** BEGIN DATA SHOWN **
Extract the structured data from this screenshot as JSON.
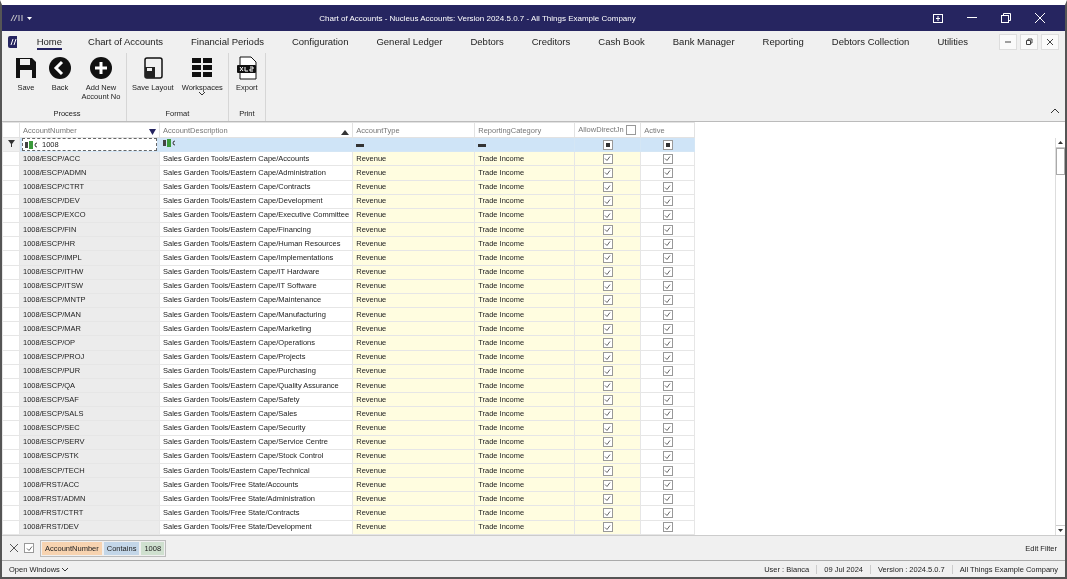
{
  "window": {
    "title": "Chart of Accounts - Nucleus Accounts: Version 2024.5.0.7 - All Things Example Company"
  },
  "menu_tabs": [
    {
      "label": "Home",
      "selected": true
    },
    {
      "label": "Chart of Accounts",
      "selected": false
    },
    {
      "label": "Financial Periods",
      "selected": false
    },
    {
      "label": "Configuration",
      "selected": false
    },
    {
      "label": "General Ledger",
      "selected": false
    },
    {
      "label": "Debtors",
      "selected": false
    },
    {
      "label": "Creditors",
      "selected": false
    },
    {
      "label": "Cash Book",
      "selected": false
    },
    {
      "label": "Bank Manager",
      "selected": false
    },
    {
      "label": "Reporting",
      "selected": false
    },
    {
      "label": "Debtors Collection",
      "selected": false
    },
    {
      "label": "Utilities",
      "selected": false
    }
  ],
  "ribbon_groups": [
    {
      "label": "Process",
      "buttons": [
        {
          "label": "Save",
          "dropdown": false
        },
        {
          "label": "Back",
          "dropdown": false
        },
        {
          "label": "Add New Account No",
          "dropdown": false
        }
      ]
    },
    {
      "label": "Format",
      "buttons": [
        {
          "label": "Save Layout",
          "dropdown": false
        },
        {
          "label": "Workspaces",
          "dropdown": true
        }
      ]
    },
    {
      "label": "Print",
      "buttons": [
        {
          "label": "Export",
          "dropdown": false
        }
      ]
    }
  ],
  "table": {
    "columns": [
      {
        "label": "AccountNumber",
        "filter": "1008",
        "filtered": true,
        "sorted": false
      },
      {
        "label": "AccountDescription",
        "filtered": false,
        "sorted": true
      },
      {
        "label": "AccountType",
        "filtered": false,
        "sorted": false
      },
      {
        "label": "ReportingCategory",
        "filtered": false,
        "sorted": false
      },
      {
        "label": "AllowDirectJn",
        "filtered": false,
        "sorted": false,
        "header_checkbox": {
          "checked": false
        },
        "filter_indeterminate": true
      },
      {
        "label": "Active",
        "filtered": false,
        "sorted": false,
        "filter_indeterminate": true
      }
    ],
    "rows": [
      {
        "number": "1008/ESCP/ACC",
        "description": "Sales Garden Tools/Eastern Cape/Accounts",
        "type": "Revenue",
        "category": "Trade Income",
        "allow_direct": true,
        "active": true
      },
      {
        "number": "1008/ESCP/ADMN",
        "description": "Sales Garden Tools/Eastern Cape/Administration",
        "type": "Revenue",
        "category": "Trade Income",
        "allow_direct": true,
        "active": true
      },
      {
        "number": "1008/ESCP/CTRT",
        "description": "Sales Garden Tools/Eastern Cape/Contracts",
        "type": "Revenue",
        "category": "Trade Income",
        "allow_direct": true,
        "active": true
      },
      {
        "number": "1008/ESCP/DEV",
        "description": "Sales Garden Tools/Eastern Cape/Development",
        "type": "Revenue",
        "category": "Trade Income",
        "allow_direct": true,
        "active": true
      },
      {
        "number": "1008/ESCP/EXCO",
        "description": "Sales Garden Tools/Eastern Cape/Executive Committee",
        "type": "Revenue",
        "category": "Trade Income",
        "allow_direct": true,
        "active": true
      },
      {
        "number": "1008/ESCP/FIN",
        "description": "Sales Garden Tools/Eastern Cape/Financing",
        "type": "Revenue",
        "category": "Trade Income",
        "allow_direct": true,
        "active": true
      },
      {
        "number": "1008/ESCP/HR",
        "description": "Sales Garden Tools/Eastern Cape/Human Resources",
        "type": "Revenue",
        "category": "Trade Income",
        "allow_direct": true,
        "active": true
      },
      {
        "number": "1008/ESCP/IMPL",
        "description": "Sales Garden Tools/Eastern Cape/Implementations",
        "type": "Revenue",
        "category": "Trade Income",
        "allow_direct": true,
        "active": true
      },
      {
        "number": "1008/ESCP/ITHW",
        "description": "Sales Garden Tools/Eastern Cape/IT Hardware",
        "type": "Revenue",
        "category": "Trade Income",
        "allow_direct": true,
        "active": true
      },
      {
        "number": "1008/ESCP/ITSW",
        "description": "Sales Garden Tools/Eastern Cape/IT Software",
        "type": "Revenue",
        "category": "Trade Income",
        "allow_direct": true,
        "active": true
      },
      {
        "number": "1008/ESCP/MNTP",
        "description": "Sales Garden Tools/Eastern Cape/Maintenance",
        "type": "Revenue",
        "category": "Trade Income",
        "allow_direct": true,
        "active": true
      },
      {
        "number": "1008/ESCP/MAN",
        "description": "Sales Garden Tools/Eastern Cape/Manufacturing",
        "type": "Revenue",
        "category": "Trade Income",
        "allow_direct": true,
        "active": true
      },
      {
        "number": "1008/ESCP/MAR",
        "description": "Sales Garden Tools/Eastern Cape/Marketing",
        "type": "Revenue",
        "category": "Trade Income",
        "allow_direct": true,
        "active": true
      },
      {
        "number": "1008/ESCP/OP",
        "description": "Sales Garden Tools/Eastern Cape/Operations",
        "type": "Revenue",
        "category": "Trade Income",
        "allow_direct": true,
        "active": true
      },
      {
        "number": "1008/ESCP/PROJ",
        "description": "Sales Garden Tools/Eastern Cape/Projects",
        "type": "Revenue",
        "category": "Trade Income",
        "allow_direct": true,
        "active": true
      },
      {
        "number": "1008/ESCP/PUR",
        "description": "Sales Garden Tools/Eastern Cape/Purchasing",
        "type": "Revenue",
        "category": "Trade Income",
        "allow_direct": true,
        "active": true
      },
      {
        "number": "1008/ESCP/QA",
        "description": "Sales Garden Tools/Eastern Cape/Quality Assurance",
        "type": "Revenue",
        "category": "Trade Income",
        "allow_direct": true,
        "active": true
      },
      {
        "number": "1008/ESCP/SAF",
        "description": "Sales Garden Tools/Eastern Cape/Safety",
        "type": "Revenue",
        "category": "Trade Income",
        "allow_direct": true,
        "active": true
      },
      {
        "number": "1008/ESCP/SALS",
        "description": "Sales Garden Tools/Eastern Cape/Sales",
        "type": "Revenue",
        "category": "Trade Income",
        "allow_direct": true,
        "active": true
      },
      {
        "number": "1008/ESCP/SEC",
        "description": "Sales Garden Tools/Eastern Cape/Security",
        "type": "Revenue",
        "category": "Trade Income",
        "allow_direct": true,
        "active": true
      },
      {
        "number": "1008/ESCP/SERV",
        "description": "Sales Garden Tools/Eastern Cape/Service Centre",
        "type": "Revenue",
        "category": "Trade Income",
        "allow_direct": true,
        "active": true
      },
      {
        "number": "1008/ESCP/STK",
        "description": "Sales Garden Tools/Eastern Cape/Stock Control",
        "type": "Revenue",
        "category": "Trade Income",
        "allow_direct": true,
        "active": true
      },
      {
        "number": "1008/ESCP/TECH",
        "description": "Sales Garden Tools/Eastern Cape/Technical",
        "type": "Revenue",
        "category": "Trade Income",
        "allow_direct": true,
        "active": true
      },
      {
        "number": "1008/FRST/ACC",
        "description": "Sales Garden Tools/Free State/Accounts",
        "type": "Revenue",
        "category": "Trade Income",
        "allow_direct": true,
        "active": true
      },
      {
        "number": "1008/FRST/ADMN",
        "description": "Sales Garden Tools/Free State/Administration",
        "type": "Revenue",
        "category": "Trade Income",
        "allow_direct": true,
        "active": true
      },
      {
        "number": "1008/FRST/CTRT",
        "description": "Sales Garden Tools/Free State/Contracts",
        "type": "Revenue",
        "category": "Trade Income",
        "allow_direct": true,
        "active": true
      },
      {
        "number": "1008/FRST/DEV",
        "description": "Sales Garden Tools/Free State/Development",
        "type": "Revenue",
        "category": "Trade Income",
        "allow_direct": true,
        "active": true
      }
    ]
  },
  "filter_bar": {
    "enabled": true,
    "field": "AccountNumber",
    "operator": "Contains",
    "value": "1008",
    "edit_label": "Edit Filter"
  },
  "status_bar": {
    "open_windows": "Open Windows",
    "user": "User : Bianca",
    "date": "09 Jul 2024",
    "version": "Version : 2024.5.0.7",
    "company": "All Things Example Company"
  }
}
** END DATA SHOWN **
_YOUR INSTRUCTIONS_
Above are some records. Count the lines among them with the word "CTRT", and answer with the number only.

_SOLUTION TO THIS PROBLEM_
2